→ CHALLENGE
Search the listing below for the word "vCalcReeRepRes" and copy each line that holds it.

[Collected data]

***

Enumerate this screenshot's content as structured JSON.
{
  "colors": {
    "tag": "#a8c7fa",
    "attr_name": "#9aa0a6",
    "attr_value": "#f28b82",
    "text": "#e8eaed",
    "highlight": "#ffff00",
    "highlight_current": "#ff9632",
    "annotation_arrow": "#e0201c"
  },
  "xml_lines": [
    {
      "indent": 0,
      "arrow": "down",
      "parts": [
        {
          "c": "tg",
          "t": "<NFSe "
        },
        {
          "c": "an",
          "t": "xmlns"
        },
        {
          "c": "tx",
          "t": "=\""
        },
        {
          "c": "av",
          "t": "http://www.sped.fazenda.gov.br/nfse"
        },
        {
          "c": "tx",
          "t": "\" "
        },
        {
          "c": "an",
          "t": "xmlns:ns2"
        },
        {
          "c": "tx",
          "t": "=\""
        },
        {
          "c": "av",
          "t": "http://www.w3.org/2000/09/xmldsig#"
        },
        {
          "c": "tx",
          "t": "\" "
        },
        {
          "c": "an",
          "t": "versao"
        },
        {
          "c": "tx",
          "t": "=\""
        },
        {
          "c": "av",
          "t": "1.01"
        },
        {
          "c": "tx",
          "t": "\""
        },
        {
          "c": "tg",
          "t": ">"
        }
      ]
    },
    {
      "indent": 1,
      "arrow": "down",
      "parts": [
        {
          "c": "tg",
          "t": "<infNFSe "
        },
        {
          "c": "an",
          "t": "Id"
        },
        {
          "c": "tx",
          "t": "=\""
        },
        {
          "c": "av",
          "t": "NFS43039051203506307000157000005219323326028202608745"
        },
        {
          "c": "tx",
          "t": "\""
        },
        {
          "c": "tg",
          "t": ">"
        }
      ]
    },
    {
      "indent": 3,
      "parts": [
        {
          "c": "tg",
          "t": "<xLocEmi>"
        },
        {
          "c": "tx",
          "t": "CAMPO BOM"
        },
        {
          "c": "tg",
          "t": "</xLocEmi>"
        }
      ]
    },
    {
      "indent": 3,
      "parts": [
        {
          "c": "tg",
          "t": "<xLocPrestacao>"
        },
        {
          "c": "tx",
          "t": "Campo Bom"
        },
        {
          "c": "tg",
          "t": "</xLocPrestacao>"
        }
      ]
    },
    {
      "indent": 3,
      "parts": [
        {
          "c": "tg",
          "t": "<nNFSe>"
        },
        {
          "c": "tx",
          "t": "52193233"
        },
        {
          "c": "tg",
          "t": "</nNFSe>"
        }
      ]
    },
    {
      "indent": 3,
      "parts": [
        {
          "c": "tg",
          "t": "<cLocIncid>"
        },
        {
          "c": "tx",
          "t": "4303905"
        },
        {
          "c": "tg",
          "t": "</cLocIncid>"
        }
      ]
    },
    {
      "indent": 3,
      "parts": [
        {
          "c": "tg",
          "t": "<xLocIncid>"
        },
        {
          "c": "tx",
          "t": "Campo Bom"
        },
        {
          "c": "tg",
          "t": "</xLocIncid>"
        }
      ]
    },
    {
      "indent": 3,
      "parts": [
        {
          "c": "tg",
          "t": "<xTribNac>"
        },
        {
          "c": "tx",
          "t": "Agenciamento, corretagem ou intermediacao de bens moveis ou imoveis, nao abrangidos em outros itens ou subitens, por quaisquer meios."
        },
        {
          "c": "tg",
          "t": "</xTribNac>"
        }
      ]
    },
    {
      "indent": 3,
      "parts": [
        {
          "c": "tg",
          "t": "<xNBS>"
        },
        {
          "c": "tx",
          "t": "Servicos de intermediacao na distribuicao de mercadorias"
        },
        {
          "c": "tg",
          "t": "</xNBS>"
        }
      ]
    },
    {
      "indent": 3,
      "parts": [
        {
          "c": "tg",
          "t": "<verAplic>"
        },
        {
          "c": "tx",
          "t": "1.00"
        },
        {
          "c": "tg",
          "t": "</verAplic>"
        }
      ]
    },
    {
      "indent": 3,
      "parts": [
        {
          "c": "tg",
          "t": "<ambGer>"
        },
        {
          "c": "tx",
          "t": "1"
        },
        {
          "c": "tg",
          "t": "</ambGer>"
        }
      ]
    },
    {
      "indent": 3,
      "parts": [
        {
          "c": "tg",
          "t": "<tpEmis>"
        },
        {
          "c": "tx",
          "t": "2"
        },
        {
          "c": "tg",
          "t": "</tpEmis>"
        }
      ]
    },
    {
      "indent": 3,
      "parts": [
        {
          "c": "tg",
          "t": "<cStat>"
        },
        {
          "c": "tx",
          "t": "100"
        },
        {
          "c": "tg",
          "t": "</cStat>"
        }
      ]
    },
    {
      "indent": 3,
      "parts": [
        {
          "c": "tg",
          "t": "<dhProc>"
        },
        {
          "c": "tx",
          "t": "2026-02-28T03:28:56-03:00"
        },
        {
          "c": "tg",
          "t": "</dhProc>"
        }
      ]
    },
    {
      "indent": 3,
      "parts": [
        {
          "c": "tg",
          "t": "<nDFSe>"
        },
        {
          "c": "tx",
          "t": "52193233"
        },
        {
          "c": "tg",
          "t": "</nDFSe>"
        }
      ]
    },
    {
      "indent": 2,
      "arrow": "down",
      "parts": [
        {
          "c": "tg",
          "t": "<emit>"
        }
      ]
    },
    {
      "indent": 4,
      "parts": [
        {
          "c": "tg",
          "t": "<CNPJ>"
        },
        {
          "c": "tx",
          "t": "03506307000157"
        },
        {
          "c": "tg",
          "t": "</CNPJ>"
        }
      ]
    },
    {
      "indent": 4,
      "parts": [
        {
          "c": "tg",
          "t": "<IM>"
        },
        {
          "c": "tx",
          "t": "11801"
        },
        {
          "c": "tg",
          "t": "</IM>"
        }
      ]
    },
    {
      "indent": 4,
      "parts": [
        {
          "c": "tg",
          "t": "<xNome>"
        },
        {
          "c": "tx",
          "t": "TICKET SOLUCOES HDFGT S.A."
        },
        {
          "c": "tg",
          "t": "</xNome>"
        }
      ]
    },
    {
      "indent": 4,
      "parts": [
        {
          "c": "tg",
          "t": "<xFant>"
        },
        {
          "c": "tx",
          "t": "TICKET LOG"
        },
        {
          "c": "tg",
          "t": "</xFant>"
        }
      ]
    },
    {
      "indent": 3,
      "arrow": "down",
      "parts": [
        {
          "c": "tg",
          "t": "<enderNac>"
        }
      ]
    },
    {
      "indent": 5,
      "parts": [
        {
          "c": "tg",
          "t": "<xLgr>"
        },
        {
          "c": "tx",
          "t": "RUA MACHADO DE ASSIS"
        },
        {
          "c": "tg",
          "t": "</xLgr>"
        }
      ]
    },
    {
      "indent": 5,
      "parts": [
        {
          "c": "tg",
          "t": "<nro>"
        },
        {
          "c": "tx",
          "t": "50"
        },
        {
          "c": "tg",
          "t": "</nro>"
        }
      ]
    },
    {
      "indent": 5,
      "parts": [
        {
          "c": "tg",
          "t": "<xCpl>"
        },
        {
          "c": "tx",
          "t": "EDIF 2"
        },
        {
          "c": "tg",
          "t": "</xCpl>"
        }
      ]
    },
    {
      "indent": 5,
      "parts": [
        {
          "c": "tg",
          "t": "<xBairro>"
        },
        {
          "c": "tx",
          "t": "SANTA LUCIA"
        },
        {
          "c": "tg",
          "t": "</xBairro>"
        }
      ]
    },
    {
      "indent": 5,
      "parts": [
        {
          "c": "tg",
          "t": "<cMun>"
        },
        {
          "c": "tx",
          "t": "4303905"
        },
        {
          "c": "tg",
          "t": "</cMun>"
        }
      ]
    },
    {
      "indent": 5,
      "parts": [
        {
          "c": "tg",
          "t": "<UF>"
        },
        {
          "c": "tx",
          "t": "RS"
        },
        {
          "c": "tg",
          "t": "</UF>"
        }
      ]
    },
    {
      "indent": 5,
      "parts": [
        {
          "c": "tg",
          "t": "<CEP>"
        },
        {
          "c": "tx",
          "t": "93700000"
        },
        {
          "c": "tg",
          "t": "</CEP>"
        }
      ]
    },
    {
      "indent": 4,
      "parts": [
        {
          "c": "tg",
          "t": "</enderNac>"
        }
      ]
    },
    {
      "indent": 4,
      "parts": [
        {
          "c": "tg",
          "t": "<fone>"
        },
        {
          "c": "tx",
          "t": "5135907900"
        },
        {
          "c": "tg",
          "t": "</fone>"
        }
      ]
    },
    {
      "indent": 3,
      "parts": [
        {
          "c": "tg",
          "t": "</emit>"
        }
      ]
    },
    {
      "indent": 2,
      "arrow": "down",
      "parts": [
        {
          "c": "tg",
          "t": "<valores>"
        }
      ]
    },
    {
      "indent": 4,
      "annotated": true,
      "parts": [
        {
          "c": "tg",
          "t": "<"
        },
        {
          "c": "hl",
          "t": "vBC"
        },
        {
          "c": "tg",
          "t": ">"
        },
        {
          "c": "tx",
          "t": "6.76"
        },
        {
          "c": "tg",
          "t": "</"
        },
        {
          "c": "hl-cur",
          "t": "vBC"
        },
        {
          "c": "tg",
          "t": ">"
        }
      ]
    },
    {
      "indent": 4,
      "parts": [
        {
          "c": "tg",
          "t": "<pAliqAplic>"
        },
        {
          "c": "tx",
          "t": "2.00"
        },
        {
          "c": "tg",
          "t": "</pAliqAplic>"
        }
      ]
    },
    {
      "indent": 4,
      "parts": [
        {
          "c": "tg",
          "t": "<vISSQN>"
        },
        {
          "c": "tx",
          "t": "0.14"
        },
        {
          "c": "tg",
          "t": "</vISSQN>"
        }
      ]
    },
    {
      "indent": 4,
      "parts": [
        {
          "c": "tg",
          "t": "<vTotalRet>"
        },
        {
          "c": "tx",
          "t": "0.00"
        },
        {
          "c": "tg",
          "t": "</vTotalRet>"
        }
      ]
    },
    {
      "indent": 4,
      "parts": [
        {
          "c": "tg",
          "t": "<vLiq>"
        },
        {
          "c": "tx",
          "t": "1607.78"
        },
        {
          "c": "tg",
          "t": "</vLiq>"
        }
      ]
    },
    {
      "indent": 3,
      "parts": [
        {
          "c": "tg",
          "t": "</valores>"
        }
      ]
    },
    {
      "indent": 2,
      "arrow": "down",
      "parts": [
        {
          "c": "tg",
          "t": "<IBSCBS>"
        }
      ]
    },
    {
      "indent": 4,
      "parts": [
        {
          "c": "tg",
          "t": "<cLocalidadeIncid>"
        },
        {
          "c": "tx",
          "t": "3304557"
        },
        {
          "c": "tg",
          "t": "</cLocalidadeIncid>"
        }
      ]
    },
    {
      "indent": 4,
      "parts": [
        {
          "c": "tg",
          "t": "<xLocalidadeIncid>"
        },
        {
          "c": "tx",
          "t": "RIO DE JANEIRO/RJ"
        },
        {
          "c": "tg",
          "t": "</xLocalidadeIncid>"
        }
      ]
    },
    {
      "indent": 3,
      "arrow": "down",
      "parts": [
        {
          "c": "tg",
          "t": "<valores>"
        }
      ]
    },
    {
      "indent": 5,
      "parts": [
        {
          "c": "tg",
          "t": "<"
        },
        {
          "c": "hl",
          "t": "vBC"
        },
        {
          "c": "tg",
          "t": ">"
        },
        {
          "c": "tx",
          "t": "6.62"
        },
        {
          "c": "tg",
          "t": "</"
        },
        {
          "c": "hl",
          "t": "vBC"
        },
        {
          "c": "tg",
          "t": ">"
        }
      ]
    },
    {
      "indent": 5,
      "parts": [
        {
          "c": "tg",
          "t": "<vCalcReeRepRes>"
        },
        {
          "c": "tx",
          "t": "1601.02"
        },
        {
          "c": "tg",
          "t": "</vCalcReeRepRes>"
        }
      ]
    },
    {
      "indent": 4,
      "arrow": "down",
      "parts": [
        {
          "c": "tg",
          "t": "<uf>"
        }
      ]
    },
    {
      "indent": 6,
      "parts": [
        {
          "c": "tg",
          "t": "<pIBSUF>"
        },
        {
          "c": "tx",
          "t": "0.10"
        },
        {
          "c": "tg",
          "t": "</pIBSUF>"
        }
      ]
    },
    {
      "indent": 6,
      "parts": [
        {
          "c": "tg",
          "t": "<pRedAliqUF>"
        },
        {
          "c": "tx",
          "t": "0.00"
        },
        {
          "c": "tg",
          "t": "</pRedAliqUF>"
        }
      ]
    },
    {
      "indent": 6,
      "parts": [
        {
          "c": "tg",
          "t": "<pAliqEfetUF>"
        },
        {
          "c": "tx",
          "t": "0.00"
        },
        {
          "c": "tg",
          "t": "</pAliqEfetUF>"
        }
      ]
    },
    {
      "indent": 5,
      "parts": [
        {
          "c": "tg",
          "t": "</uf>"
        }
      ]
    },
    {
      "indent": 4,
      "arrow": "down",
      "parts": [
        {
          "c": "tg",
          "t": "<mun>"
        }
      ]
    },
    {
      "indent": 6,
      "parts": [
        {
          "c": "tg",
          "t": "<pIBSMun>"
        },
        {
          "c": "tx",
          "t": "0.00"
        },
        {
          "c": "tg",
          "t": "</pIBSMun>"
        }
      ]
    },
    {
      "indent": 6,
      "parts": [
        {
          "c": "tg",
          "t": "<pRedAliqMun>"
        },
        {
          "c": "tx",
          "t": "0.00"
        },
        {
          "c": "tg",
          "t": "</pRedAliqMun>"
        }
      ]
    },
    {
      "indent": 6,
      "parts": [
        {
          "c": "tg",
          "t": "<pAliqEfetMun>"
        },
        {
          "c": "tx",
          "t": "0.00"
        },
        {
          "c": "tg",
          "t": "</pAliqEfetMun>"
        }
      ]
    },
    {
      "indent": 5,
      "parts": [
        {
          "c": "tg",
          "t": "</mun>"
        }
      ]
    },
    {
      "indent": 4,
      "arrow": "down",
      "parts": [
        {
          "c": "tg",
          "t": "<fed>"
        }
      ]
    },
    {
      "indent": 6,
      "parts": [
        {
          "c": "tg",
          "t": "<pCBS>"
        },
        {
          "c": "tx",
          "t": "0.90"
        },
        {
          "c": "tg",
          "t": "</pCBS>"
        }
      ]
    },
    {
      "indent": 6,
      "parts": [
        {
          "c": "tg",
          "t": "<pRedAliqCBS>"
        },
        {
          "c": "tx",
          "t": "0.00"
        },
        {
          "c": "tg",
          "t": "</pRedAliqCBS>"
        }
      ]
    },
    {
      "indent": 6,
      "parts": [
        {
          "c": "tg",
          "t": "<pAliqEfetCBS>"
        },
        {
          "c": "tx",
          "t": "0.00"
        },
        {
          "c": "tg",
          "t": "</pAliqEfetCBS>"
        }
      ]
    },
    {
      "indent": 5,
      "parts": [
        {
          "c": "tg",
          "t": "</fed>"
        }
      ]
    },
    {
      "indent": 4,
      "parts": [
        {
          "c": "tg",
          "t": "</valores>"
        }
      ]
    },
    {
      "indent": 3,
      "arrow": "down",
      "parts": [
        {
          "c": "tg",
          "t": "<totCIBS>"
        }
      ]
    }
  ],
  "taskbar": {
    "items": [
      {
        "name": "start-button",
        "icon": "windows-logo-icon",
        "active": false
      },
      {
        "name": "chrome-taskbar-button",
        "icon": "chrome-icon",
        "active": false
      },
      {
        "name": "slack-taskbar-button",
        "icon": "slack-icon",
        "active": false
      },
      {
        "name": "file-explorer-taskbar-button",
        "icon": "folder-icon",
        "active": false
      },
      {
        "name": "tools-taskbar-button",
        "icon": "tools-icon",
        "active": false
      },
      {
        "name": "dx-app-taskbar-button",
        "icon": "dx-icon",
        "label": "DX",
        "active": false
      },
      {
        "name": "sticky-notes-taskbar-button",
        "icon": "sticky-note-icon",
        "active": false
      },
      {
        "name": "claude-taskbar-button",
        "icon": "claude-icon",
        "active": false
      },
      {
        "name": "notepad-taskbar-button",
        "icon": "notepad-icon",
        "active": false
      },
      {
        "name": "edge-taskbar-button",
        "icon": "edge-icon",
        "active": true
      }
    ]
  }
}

***

→ THE REPLY
          "t": "<vCalcReeRepRes>"
          "t": "</vCalcReeRepRes>"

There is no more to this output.